Collected data entries:

⟨

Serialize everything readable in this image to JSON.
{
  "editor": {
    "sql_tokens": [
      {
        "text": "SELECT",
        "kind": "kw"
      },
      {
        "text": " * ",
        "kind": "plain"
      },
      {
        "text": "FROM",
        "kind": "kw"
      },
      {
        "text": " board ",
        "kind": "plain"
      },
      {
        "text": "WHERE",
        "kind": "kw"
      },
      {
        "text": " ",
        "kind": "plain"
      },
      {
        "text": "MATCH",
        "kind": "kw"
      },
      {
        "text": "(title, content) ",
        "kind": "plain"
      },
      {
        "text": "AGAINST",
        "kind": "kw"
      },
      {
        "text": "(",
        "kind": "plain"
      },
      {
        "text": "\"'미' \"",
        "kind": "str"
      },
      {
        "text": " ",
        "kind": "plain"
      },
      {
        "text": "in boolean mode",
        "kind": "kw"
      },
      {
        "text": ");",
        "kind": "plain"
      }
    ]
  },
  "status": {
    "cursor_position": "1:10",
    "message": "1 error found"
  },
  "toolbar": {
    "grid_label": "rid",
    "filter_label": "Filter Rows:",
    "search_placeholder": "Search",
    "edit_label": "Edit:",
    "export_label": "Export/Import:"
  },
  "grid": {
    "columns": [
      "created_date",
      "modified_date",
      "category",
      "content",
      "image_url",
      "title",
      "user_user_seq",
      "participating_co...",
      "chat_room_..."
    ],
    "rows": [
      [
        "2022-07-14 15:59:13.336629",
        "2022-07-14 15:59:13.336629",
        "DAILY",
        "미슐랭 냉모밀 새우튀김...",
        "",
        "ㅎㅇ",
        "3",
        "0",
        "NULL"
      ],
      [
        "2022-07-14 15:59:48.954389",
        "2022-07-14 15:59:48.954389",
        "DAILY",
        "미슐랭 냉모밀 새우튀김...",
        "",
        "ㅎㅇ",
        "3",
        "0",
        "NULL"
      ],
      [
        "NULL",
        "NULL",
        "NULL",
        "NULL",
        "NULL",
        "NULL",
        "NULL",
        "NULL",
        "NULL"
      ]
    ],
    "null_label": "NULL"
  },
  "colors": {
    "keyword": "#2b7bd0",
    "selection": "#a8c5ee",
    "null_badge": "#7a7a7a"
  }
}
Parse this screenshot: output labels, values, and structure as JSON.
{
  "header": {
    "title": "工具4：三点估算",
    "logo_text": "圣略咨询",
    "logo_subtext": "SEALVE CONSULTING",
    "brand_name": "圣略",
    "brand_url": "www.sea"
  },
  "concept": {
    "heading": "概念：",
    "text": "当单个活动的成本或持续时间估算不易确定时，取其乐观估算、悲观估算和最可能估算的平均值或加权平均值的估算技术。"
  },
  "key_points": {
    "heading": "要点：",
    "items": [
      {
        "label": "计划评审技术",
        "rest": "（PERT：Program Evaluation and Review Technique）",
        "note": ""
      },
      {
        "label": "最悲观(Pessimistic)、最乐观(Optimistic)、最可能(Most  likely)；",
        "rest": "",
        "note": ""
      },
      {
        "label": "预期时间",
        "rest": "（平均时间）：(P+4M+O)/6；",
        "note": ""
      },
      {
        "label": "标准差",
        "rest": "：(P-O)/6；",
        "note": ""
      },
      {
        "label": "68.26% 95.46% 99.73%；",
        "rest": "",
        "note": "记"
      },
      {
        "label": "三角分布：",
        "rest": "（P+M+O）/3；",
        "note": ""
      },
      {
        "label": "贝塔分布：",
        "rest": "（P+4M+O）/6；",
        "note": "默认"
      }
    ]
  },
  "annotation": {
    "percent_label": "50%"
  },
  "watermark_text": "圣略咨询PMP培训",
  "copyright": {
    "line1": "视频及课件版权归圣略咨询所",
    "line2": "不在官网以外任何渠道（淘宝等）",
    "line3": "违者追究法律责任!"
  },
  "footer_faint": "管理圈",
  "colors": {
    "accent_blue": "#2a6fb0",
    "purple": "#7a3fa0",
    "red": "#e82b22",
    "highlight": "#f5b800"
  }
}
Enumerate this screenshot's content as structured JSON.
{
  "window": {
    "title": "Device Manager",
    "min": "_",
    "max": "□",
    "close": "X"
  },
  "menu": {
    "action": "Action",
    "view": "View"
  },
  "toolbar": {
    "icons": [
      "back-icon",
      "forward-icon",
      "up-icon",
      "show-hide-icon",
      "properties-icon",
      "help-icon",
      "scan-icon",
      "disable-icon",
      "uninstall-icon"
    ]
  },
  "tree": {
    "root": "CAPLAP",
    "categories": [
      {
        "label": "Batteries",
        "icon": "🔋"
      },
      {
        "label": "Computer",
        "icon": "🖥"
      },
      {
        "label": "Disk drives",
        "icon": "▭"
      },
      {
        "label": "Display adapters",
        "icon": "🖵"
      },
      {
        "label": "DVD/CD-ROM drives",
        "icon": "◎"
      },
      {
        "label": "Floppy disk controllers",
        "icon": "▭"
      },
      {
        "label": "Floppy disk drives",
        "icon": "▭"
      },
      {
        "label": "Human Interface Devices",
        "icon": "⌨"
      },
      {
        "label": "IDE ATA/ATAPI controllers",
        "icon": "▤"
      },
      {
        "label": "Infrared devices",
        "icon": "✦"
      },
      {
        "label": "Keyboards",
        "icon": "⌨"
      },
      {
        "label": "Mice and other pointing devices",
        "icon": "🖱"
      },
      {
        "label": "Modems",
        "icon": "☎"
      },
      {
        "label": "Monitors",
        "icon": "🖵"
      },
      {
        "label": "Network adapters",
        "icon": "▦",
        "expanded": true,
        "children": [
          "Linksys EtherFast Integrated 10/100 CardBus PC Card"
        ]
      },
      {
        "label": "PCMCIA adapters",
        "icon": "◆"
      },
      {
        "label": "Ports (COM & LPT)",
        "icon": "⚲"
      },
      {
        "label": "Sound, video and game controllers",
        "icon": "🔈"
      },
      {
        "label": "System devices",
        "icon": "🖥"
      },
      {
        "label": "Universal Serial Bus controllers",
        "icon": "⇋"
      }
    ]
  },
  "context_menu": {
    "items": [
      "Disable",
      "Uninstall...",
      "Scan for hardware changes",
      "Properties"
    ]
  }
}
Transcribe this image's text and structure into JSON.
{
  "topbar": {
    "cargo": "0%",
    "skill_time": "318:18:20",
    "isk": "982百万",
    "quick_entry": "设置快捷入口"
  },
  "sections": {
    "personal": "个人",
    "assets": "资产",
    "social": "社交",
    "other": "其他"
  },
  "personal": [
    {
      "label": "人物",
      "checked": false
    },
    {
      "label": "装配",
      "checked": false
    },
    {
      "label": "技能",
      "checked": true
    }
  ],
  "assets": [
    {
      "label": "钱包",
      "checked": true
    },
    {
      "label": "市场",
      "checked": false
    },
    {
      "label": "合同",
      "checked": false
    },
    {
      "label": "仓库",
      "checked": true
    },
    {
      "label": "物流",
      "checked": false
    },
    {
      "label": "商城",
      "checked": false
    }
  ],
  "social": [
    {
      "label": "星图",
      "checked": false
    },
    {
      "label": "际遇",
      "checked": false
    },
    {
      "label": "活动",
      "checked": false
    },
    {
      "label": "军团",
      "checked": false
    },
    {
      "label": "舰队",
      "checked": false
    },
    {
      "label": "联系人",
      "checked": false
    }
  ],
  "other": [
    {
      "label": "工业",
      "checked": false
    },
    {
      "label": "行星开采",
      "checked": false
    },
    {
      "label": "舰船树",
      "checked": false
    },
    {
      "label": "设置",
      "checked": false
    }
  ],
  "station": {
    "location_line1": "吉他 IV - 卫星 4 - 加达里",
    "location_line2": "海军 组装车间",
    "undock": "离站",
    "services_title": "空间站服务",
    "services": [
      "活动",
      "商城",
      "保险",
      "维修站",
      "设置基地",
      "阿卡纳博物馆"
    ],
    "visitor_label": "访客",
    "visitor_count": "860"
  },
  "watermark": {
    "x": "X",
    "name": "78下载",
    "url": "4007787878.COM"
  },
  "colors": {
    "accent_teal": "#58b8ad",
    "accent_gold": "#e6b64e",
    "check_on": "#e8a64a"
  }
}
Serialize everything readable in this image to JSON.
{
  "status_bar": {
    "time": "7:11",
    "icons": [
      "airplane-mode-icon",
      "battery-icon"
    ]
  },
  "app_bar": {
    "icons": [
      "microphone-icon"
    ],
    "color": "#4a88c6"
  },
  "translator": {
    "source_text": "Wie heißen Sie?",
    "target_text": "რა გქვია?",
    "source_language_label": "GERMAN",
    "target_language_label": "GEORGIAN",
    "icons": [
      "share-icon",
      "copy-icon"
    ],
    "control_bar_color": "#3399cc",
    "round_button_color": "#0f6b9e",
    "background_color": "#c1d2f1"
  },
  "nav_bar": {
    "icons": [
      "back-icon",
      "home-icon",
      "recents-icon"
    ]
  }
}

⟩

### WHAT TO PRODUCE
Count each line with "content" in it and report that figure by itself.

### REPLY
3